> Extracted records:
--- Begin ---
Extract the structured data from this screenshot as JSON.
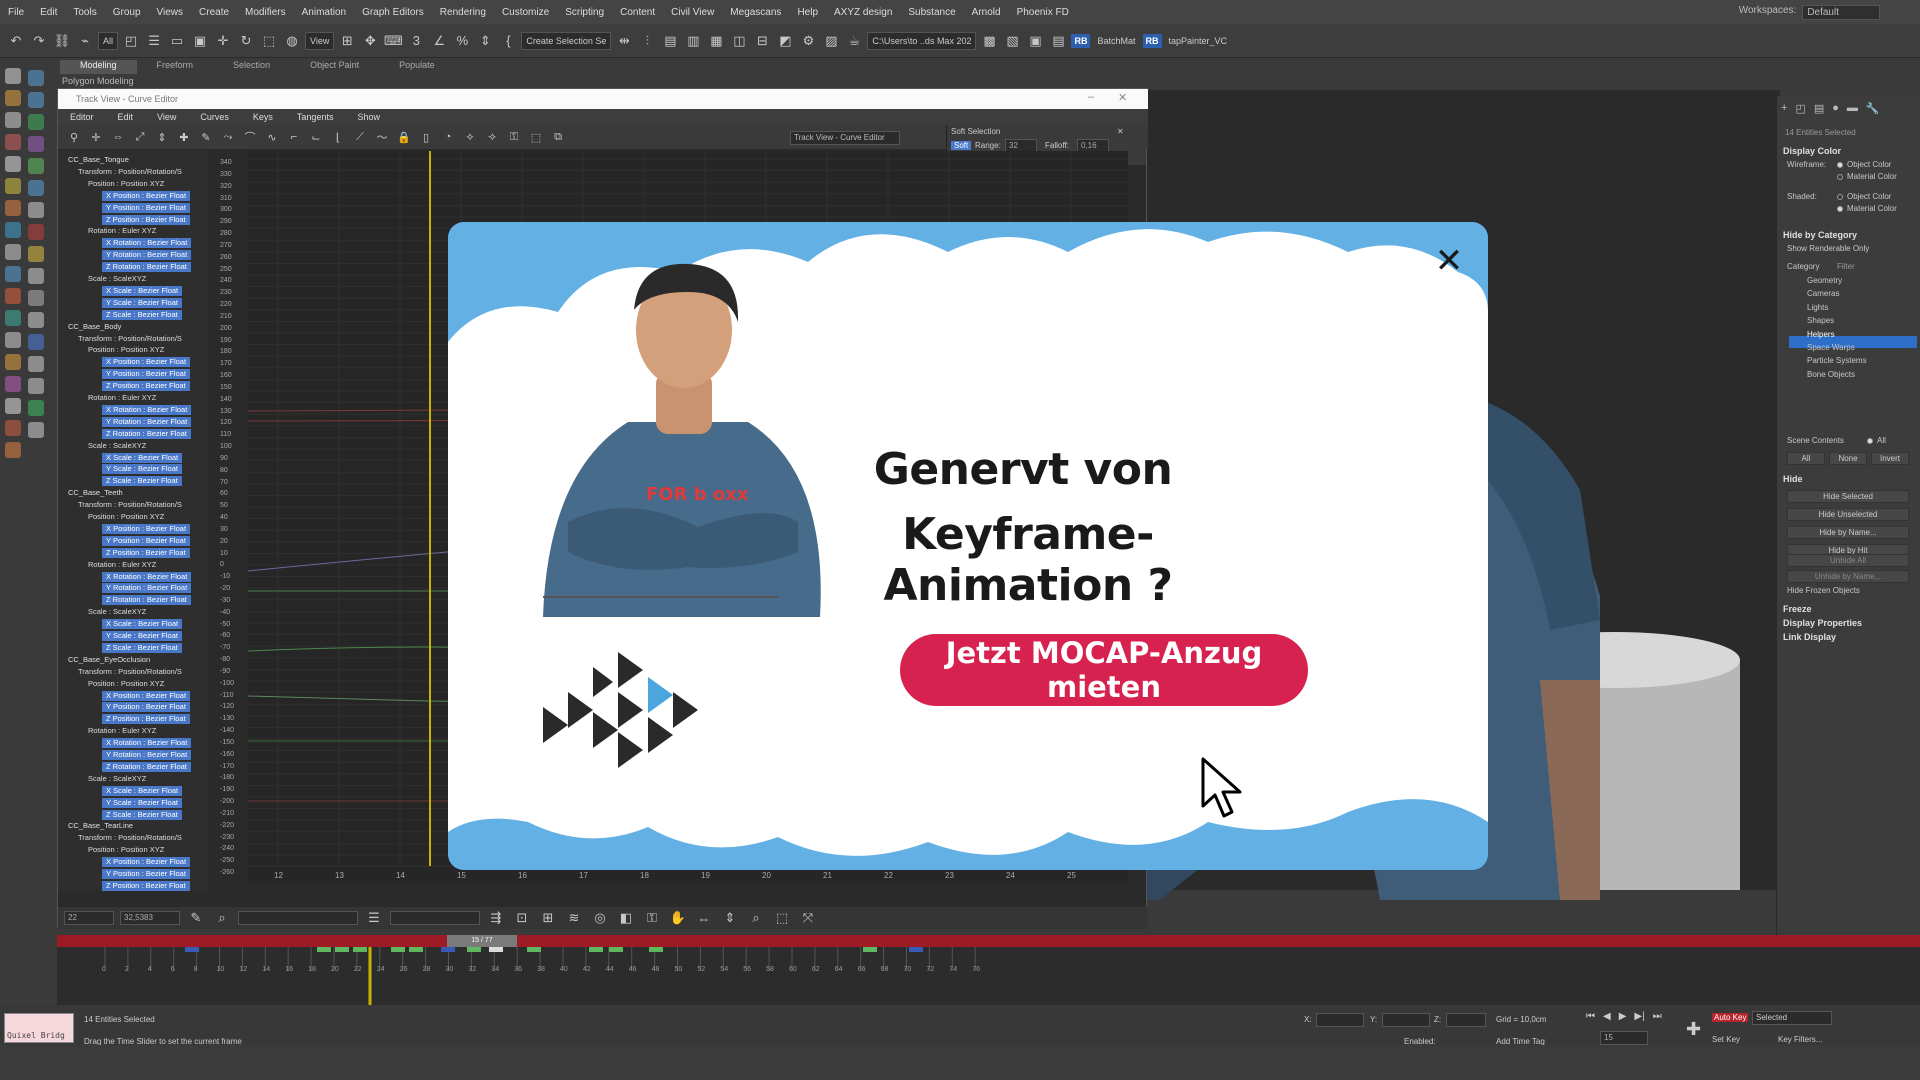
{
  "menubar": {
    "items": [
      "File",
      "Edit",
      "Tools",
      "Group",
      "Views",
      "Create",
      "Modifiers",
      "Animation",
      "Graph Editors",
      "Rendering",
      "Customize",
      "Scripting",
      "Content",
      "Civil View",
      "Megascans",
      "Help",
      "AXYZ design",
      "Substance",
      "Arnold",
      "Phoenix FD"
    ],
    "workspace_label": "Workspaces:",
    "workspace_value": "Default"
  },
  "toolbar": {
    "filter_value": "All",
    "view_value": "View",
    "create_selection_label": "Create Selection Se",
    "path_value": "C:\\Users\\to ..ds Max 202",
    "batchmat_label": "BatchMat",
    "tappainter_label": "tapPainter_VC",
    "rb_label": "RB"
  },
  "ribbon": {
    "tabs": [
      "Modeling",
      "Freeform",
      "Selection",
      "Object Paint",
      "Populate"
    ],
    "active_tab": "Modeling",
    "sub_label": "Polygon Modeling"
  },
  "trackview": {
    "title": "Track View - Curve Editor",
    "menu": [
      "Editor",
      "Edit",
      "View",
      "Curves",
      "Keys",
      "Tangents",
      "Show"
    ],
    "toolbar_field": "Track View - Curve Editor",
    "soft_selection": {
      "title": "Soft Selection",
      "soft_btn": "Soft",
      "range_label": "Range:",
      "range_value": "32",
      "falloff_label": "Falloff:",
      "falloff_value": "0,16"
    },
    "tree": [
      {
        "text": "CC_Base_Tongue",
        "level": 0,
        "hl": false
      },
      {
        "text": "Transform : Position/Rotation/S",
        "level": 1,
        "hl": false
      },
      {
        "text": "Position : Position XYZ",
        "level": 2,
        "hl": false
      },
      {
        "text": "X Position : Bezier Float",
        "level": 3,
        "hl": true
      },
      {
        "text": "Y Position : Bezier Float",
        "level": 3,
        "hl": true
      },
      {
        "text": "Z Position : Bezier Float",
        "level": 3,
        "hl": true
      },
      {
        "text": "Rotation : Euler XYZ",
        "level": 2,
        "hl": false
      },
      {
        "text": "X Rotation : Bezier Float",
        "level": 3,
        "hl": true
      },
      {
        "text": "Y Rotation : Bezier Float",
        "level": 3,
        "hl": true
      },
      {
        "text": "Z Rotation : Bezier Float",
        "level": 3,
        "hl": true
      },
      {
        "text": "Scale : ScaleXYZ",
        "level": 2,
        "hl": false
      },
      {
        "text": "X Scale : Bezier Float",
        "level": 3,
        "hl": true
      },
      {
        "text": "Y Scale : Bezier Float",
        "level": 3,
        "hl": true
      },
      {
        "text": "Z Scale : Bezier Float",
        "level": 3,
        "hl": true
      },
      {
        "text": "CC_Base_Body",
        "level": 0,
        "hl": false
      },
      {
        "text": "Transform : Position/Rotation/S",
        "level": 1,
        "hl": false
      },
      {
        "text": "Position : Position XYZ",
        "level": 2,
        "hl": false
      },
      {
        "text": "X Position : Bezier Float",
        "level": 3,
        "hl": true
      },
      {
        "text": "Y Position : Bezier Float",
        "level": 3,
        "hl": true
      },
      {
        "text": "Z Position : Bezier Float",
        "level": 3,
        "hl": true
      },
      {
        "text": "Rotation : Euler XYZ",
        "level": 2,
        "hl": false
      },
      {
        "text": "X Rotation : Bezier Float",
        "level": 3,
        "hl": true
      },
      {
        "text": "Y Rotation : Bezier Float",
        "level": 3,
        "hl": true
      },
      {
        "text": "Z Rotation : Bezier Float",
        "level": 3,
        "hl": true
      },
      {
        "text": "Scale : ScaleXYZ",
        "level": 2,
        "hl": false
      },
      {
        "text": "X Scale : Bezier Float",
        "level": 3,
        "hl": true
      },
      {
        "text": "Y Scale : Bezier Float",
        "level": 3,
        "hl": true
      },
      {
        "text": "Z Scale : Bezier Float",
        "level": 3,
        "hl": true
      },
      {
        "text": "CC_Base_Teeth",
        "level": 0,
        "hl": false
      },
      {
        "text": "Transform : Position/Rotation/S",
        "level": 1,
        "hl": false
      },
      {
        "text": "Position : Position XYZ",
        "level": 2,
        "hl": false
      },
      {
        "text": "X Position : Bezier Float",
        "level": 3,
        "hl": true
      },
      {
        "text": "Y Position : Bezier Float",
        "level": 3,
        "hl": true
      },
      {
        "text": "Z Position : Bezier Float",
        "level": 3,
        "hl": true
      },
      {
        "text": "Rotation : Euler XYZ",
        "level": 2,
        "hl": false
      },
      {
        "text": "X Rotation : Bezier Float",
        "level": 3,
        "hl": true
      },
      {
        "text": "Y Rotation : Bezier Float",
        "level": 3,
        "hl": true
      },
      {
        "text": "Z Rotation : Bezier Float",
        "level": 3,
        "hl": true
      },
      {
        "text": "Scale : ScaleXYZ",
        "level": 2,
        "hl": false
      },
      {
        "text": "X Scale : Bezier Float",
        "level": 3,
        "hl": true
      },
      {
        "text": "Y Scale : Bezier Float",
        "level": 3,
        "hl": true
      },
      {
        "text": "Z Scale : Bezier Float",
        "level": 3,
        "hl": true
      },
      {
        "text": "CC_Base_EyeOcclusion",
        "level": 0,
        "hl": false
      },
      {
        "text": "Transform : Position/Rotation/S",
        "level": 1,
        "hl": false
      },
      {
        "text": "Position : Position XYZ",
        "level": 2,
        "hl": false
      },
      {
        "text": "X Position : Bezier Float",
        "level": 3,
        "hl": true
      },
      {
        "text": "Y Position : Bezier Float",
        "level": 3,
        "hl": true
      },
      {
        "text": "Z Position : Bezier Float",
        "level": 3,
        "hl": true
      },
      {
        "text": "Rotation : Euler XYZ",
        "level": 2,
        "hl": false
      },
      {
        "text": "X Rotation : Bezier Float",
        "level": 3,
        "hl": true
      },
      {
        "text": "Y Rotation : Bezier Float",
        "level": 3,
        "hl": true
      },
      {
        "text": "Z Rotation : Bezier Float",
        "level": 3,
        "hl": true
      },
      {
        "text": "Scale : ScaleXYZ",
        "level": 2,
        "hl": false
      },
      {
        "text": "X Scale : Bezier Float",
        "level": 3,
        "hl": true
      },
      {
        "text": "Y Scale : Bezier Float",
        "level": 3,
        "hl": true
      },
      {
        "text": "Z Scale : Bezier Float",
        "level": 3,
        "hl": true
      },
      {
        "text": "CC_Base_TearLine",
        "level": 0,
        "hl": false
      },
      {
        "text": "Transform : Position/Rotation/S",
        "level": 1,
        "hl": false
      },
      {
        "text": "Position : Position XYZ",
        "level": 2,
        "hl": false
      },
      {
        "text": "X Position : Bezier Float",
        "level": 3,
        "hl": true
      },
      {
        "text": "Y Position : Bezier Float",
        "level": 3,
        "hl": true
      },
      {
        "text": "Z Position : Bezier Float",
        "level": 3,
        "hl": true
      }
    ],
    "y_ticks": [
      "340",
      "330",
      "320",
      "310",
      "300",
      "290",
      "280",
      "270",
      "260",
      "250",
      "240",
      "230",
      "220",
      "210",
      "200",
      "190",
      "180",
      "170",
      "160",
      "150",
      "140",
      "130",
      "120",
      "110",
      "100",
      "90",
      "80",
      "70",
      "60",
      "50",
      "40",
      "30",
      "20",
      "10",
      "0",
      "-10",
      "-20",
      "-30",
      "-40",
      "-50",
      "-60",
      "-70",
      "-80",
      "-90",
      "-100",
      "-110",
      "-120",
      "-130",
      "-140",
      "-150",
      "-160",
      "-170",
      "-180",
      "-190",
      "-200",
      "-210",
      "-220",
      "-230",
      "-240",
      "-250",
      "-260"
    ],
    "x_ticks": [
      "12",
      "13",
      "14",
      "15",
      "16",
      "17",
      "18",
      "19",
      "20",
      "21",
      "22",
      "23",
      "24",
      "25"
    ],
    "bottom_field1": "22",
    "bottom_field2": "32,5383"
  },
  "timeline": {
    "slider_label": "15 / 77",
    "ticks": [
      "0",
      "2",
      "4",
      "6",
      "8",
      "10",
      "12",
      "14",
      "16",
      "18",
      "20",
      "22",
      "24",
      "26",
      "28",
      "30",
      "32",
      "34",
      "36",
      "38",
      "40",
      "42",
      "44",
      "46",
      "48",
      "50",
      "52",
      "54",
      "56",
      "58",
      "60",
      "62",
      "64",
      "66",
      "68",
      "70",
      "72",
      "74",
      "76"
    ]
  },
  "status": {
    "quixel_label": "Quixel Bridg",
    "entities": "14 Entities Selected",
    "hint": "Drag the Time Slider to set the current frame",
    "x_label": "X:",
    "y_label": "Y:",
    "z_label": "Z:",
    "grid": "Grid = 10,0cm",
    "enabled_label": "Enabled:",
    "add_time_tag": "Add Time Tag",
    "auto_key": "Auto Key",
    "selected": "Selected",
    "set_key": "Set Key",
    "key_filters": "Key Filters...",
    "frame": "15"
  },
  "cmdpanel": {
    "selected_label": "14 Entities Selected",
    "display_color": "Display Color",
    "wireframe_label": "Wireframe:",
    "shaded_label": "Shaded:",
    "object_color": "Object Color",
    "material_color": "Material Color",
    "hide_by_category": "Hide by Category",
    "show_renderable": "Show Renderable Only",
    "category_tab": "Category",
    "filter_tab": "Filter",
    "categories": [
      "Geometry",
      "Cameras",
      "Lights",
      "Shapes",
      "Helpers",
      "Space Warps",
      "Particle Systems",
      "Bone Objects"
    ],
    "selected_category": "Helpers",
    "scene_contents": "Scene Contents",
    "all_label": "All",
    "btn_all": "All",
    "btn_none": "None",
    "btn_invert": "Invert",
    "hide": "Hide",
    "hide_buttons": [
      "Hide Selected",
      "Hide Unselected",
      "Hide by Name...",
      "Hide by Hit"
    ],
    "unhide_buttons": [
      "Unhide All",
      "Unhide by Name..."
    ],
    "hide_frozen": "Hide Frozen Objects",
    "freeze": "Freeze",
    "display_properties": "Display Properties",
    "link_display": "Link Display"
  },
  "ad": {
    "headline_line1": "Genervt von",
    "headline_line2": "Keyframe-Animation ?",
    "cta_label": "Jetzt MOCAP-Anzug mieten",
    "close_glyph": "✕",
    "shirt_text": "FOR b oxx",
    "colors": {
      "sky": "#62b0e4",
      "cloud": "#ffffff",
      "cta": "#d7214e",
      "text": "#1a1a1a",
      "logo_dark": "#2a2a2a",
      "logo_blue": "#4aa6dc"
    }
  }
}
--- End ---
--- Begin ---
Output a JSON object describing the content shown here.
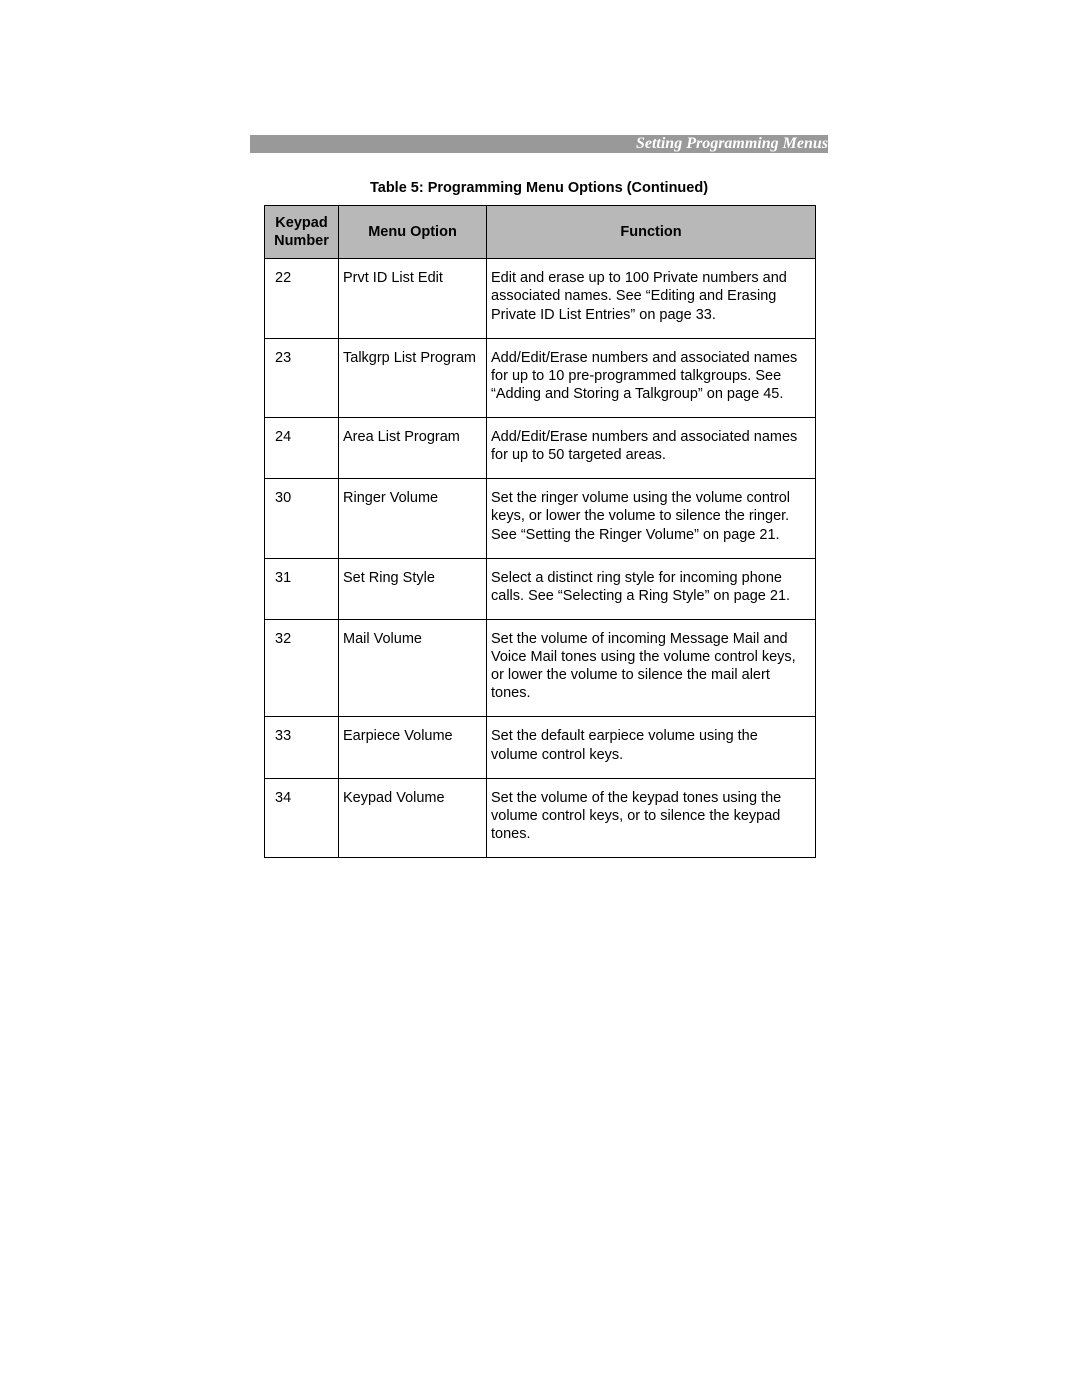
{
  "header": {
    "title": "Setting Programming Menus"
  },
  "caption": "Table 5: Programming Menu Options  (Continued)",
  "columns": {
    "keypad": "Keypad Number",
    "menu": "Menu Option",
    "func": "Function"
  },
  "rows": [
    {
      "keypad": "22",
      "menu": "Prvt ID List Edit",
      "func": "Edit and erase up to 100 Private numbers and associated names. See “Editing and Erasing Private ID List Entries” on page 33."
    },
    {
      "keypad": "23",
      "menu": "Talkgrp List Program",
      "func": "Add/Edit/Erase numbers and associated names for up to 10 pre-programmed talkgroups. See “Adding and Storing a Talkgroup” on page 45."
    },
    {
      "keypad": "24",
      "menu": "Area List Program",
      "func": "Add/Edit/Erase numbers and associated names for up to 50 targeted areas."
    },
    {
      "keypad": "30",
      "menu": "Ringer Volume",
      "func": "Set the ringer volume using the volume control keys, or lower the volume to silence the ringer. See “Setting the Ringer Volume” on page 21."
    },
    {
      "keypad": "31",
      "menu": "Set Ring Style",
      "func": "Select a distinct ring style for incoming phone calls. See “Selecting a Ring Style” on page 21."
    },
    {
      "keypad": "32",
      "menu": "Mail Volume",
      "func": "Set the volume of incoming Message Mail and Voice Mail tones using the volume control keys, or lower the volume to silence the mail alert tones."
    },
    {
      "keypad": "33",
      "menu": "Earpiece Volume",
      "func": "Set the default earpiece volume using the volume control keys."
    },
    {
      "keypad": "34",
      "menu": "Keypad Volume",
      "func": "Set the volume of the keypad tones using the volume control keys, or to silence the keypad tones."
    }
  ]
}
--- End ---
Track down all lines above with the string "JSON" and copy them.

> Completed task:
Extract the structured data from this screenshot as JSON.
Output a JSON object describing the content shown here.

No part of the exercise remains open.